Task: From the listing below, pick out each line with the word "name".

Items from a figure collection:
(begin)

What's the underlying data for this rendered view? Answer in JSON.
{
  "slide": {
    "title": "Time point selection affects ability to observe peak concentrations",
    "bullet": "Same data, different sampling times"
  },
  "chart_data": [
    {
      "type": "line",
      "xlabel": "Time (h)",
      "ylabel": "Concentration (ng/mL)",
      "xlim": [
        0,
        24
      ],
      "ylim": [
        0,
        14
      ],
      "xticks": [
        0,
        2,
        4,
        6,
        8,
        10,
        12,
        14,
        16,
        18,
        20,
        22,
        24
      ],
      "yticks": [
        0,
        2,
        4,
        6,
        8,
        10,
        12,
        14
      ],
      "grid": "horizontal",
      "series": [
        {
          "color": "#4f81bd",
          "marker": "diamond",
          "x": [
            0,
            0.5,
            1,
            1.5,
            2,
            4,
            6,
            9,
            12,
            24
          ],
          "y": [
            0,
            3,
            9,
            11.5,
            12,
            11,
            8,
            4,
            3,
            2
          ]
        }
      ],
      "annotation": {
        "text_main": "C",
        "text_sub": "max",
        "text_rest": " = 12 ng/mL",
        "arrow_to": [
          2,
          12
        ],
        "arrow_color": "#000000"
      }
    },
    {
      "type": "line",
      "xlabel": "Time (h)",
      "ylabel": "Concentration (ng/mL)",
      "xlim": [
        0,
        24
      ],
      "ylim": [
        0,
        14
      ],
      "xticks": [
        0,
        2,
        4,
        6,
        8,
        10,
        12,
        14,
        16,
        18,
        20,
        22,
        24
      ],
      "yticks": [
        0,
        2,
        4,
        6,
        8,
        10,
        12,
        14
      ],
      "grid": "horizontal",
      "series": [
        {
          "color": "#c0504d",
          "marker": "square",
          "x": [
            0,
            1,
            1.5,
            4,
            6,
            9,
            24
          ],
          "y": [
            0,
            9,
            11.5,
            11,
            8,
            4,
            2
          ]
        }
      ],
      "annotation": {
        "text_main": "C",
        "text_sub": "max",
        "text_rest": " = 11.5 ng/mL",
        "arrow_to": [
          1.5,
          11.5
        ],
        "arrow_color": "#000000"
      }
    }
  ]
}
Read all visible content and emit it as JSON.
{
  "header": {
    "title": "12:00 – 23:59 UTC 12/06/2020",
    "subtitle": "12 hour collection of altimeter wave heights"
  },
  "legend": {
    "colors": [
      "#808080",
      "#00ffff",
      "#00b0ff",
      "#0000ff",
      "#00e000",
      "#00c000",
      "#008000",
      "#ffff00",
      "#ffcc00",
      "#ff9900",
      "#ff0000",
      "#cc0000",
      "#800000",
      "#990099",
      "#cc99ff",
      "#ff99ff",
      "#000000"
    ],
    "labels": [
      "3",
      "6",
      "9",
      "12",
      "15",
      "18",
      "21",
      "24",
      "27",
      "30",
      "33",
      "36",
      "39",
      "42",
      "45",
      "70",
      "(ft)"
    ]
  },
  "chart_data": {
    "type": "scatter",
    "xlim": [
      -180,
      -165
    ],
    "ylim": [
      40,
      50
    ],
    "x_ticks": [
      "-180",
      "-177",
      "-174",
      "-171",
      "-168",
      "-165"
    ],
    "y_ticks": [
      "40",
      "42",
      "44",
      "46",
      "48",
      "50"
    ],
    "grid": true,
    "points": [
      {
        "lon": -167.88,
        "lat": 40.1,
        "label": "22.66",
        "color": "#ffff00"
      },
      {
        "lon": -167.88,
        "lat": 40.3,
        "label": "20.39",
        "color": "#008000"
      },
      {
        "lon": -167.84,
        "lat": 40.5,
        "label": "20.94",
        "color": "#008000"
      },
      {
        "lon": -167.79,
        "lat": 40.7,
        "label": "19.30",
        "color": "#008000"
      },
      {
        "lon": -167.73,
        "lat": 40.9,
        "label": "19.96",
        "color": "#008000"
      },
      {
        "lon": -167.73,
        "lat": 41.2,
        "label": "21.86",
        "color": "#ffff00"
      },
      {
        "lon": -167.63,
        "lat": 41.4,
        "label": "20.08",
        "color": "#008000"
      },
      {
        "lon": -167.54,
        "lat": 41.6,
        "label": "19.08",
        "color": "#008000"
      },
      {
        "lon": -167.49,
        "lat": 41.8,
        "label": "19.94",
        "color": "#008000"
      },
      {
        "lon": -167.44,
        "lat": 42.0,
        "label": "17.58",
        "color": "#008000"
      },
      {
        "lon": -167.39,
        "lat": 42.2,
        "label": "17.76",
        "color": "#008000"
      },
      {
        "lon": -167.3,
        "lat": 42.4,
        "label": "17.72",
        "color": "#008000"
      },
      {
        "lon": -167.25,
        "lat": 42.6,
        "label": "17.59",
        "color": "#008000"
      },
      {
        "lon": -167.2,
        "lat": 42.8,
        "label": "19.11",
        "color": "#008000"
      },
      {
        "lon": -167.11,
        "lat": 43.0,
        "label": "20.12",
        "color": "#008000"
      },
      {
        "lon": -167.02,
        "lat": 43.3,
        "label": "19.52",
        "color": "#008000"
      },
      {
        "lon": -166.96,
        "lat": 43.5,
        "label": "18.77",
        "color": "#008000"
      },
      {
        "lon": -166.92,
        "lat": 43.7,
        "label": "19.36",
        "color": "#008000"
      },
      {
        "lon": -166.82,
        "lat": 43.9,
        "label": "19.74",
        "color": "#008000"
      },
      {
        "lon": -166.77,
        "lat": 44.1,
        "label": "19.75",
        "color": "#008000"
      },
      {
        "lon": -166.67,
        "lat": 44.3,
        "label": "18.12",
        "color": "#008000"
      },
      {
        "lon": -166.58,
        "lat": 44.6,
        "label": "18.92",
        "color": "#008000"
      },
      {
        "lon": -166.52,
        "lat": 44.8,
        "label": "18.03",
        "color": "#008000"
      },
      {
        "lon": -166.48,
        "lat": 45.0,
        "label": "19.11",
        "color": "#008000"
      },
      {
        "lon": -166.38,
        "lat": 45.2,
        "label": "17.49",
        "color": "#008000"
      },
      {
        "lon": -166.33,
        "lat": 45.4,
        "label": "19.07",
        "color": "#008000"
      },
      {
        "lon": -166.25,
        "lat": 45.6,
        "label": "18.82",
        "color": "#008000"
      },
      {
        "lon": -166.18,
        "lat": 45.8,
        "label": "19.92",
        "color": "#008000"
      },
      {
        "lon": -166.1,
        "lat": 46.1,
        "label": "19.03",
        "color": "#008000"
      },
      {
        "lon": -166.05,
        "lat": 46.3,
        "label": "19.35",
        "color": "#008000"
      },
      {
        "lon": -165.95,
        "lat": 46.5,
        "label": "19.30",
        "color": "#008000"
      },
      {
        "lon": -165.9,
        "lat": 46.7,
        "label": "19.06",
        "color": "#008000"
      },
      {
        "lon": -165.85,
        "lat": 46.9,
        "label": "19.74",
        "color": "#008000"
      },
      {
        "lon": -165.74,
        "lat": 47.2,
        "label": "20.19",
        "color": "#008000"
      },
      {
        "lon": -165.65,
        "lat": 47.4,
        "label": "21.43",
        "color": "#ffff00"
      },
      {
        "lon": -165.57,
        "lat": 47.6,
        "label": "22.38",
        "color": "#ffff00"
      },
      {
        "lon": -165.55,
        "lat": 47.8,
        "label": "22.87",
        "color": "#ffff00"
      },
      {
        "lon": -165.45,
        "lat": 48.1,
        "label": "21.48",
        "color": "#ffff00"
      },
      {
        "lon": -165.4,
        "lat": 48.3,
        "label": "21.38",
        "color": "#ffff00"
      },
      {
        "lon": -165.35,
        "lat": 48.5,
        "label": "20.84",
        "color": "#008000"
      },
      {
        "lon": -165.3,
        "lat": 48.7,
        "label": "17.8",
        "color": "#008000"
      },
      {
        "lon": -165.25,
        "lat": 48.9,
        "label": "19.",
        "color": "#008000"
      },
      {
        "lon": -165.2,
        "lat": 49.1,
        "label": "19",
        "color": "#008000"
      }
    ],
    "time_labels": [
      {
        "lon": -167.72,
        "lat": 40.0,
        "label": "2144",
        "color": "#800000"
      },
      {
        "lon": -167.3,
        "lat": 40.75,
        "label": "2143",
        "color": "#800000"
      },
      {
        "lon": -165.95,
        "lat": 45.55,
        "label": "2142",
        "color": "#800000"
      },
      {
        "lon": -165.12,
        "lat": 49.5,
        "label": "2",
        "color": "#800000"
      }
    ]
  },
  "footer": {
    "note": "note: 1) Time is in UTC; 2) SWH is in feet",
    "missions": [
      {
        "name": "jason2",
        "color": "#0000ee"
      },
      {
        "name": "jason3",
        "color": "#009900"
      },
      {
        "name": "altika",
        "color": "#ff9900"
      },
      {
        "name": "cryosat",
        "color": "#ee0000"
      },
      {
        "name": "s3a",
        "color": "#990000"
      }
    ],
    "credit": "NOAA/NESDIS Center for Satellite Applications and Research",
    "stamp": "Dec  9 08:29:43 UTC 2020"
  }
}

(end)

Right answer:
        "name": "jason2",
        "name": "jason3",
        "name": "altika",
        "name": "cryosat",
        "name": "s3a",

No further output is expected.